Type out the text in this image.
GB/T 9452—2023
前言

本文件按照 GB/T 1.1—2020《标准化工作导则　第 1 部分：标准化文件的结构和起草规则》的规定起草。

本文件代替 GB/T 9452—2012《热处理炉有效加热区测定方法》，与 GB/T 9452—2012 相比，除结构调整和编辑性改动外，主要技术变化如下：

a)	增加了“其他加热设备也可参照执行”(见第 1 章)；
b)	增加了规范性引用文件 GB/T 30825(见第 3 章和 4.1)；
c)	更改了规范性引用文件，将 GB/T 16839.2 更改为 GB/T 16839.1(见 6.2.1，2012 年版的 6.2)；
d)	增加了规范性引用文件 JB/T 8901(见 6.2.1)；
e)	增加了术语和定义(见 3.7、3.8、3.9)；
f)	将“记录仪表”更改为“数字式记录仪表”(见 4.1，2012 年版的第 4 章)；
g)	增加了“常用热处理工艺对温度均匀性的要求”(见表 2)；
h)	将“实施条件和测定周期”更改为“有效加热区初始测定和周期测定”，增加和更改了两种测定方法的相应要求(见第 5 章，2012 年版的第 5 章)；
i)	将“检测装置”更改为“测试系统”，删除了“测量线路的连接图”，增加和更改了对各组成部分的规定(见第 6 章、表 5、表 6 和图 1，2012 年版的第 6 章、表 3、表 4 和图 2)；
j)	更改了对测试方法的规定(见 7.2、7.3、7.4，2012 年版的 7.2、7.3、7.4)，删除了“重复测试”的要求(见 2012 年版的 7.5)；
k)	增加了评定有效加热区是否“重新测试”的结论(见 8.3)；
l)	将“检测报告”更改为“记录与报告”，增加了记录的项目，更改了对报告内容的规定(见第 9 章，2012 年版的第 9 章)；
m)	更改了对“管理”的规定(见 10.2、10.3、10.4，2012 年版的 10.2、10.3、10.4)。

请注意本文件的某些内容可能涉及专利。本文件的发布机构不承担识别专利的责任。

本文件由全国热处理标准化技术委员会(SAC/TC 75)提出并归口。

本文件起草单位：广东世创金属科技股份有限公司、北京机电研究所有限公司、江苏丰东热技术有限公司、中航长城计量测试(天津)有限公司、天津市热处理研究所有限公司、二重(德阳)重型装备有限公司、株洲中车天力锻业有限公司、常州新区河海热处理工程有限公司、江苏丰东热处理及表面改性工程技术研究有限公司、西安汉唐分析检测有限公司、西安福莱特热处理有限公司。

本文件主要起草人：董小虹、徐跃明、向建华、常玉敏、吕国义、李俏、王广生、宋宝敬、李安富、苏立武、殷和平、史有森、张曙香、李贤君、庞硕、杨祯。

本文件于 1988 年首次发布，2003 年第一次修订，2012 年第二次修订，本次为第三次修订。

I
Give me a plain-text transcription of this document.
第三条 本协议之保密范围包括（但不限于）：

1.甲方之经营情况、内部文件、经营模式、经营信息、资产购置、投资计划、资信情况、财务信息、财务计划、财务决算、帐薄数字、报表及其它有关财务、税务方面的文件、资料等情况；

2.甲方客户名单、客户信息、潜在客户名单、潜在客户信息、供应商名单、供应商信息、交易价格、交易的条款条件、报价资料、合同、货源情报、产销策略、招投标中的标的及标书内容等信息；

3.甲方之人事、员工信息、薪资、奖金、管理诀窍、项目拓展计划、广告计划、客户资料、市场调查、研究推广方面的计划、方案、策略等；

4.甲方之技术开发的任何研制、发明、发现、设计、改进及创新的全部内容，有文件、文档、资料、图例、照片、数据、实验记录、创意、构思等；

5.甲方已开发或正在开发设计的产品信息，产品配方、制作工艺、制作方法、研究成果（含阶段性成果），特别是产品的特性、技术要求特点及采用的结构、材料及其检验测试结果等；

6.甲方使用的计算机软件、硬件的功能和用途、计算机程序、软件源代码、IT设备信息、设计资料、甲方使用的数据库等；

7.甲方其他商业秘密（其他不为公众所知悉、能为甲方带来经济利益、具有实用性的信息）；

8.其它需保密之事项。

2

...

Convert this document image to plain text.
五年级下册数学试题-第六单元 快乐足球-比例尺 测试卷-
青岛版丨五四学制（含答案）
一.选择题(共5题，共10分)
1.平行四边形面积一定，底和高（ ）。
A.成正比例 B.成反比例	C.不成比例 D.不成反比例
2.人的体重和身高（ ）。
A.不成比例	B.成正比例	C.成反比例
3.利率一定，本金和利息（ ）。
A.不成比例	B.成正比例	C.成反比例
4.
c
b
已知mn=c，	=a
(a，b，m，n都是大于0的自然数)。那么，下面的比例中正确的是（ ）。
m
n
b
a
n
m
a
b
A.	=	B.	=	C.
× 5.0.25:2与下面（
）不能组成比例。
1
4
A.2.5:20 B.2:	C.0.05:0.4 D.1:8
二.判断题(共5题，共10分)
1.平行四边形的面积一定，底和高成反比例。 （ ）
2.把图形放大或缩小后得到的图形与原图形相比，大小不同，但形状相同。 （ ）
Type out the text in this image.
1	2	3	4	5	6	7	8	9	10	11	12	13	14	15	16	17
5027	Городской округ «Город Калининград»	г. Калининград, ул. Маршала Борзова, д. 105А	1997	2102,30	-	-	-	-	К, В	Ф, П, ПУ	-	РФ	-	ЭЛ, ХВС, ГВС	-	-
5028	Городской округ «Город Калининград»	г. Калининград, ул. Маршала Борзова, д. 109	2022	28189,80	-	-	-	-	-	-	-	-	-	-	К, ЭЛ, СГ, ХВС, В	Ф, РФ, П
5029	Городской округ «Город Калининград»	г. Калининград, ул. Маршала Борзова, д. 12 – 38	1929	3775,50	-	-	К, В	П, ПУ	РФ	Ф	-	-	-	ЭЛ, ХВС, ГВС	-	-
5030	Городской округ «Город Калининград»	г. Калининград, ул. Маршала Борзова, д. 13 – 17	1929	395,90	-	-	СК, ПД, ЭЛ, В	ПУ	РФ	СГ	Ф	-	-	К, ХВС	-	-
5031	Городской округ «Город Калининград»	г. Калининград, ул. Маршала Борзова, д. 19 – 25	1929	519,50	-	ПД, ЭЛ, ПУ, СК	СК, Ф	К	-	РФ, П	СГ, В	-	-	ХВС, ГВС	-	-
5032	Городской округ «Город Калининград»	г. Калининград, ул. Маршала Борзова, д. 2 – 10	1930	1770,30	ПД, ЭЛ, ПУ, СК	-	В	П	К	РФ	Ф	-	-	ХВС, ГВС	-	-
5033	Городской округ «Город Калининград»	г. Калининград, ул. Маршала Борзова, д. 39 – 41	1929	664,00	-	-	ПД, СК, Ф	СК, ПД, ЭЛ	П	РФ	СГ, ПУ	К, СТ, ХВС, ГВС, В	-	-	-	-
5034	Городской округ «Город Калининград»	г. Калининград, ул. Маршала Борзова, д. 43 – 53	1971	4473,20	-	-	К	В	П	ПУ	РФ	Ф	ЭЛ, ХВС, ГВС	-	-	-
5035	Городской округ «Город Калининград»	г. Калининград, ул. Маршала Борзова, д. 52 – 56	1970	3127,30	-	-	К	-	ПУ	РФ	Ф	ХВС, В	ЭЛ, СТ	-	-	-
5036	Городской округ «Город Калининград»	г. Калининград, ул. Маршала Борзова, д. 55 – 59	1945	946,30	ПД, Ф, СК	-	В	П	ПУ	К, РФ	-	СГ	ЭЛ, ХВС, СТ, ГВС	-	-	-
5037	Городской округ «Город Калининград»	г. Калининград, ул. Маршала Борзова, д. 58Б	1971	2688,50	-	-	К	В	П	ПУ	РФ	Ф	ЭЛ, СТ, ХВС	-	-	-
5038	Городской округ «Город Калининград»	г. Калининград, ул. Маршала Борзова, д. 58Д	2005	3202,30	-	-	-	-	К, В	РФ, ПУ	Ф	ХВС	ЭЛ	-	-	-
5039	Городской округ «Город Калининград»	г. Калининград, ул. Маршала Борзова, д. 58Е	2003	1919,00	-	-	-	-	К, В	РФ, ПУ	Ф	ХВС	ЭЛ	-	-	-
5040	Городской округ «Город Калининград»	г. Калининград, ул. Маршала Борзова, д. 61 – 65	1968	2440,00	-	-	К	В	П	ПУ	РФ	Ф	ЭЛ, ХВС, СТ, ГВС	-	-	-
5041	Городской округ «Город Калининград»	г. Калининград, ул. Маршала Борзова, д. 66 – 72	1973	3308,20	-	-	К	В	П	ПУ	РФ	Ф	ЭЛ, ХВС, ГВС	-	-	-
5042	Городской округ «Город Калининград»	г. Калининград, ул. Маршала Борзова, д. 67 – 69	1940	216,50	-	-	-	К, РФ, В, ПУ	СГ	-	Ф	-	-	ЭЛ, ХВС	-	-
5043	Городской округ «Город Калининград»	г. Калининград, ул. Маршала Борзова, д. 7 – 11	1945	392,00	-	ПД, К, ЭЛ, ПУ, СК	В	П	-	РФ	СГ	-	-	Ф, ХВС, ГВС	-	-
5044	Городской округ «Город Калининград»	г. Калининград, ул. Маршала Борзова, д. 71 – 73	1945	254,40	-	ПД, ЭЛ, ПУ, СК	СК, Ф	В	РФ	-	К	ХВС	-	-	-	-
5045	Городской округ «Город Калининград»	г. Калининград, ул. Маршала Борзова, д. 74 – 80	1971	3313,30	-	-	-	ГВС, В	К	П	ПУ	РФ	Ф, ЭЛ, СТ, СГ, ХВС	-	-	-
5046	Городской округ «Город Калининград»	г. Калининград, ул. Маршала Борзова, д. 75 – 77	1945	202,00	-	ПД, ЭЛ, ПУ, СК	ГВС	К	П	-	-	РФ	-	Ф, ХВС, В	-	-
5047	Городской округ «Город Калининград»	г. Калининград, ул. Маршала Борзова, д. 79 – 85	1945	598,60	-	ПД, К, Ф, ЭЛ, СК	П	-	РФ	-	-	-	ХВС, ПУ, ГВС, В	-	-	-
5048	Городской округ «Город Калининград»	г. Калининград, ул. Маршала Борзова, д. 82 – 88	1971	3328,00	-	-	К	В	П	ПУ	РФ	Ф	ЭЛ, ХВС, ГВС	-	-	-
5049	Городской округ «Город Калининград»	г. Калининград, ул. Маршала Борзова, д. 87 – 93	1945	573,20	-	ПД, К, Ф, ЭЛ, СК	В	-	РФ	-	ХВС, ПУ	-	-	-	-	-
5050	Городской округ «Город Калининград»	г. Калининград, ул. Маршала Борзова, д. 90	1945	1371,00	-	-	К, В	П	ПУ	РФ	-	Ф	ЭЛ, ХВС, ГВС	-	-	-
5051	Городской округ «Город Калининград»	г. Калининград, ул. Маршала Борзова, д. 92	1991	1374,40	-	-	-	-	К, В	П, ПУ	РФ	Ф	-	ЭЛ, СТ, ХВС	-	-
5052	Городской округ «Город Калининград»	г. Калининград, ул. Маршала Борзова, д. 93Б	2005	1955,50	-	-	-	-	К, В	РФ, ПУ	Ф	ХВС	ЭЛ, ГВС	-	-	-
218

> [TASK REQUIREMENTS]: From the material above, gather all lines that include the string "document" and copy them.

> [SOLVED PROBLEM]:
Give me a plain-text transcription of this document.
Convert this document image to plain text.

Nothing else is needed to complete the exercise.